Task requirements: Repeat each line of the material below exactly as it appears, minus any pictures.

Dataset content:
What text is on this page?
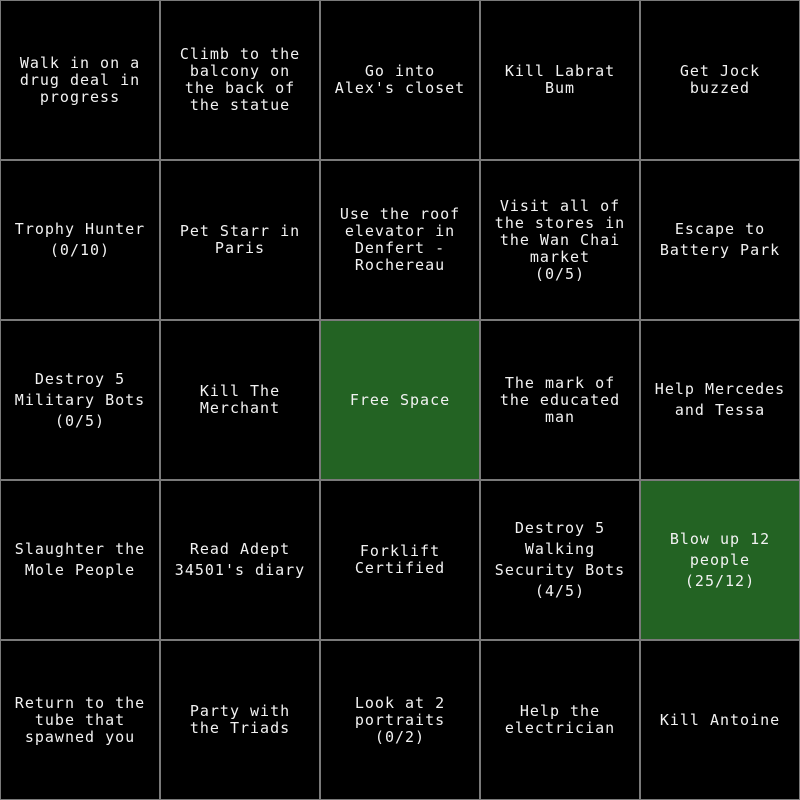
Walk in on a
drug deal in
progress
Climb to the
balcony on
the back of
the statue
Go into
Alex's closet
Kill Labrat
Bum
Get Jock
buzzed
Trophy Hunter
(0/10)
Pet Starr in
Paris
Use the roof
elevator in
Denfert -
Rochereau
Visit all of
the stores in
the Wan Chai
market
(0/5)
Escape to
Battery Park
Destroy 5
Military Bots
(0/5)
Kill The
Merchant	Free Space
The mark of
the educated
man
Help Mercedes
and Tessa
Slaughter the
Mole People
Read Adept
34501's diary
Forklift
Certified
Destroy 5
Walking
Security Bots
(4/5)
Blow up 12
people
(25/12)
Return to the
tube that
spawned you
Party with
the Triads
Look at 2
portraits
(0/2)
Help the
electrician	Kill Antoine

Result for this exercise:
What text is on this page?
Walk in on a
drug deal in
progress
Climb to the
balcony on
the back of
the statue
Go into
Alex's closet
Kill Labrat
Bum
Get Jock
buzzed
Trophy Hunter
(0/10)
Pet Starr in
Paris
Use the roof
elevator in
Denfert -
Rochereau
Visit all of
the stores in
the Wan Chai
market
(0/5)
Escape to
Battery Park
Destroy 5
Military Bots
(0/5)
Kill The
Merchant	Free Space
The mark of
the educated
man
Help Mercedes
and Tessa
Slaughter the
Mole People
Read Adept
34501's diary
Forklift
Certified
Destroy 5
Walking
Security Bots
(4/5)
Blow up 12
people
(25/12)
Return to the
tube that
spawned you
Party with
the Triads
Look at 2
portraits
(0/2)
Help the
electrician	Kill Antoine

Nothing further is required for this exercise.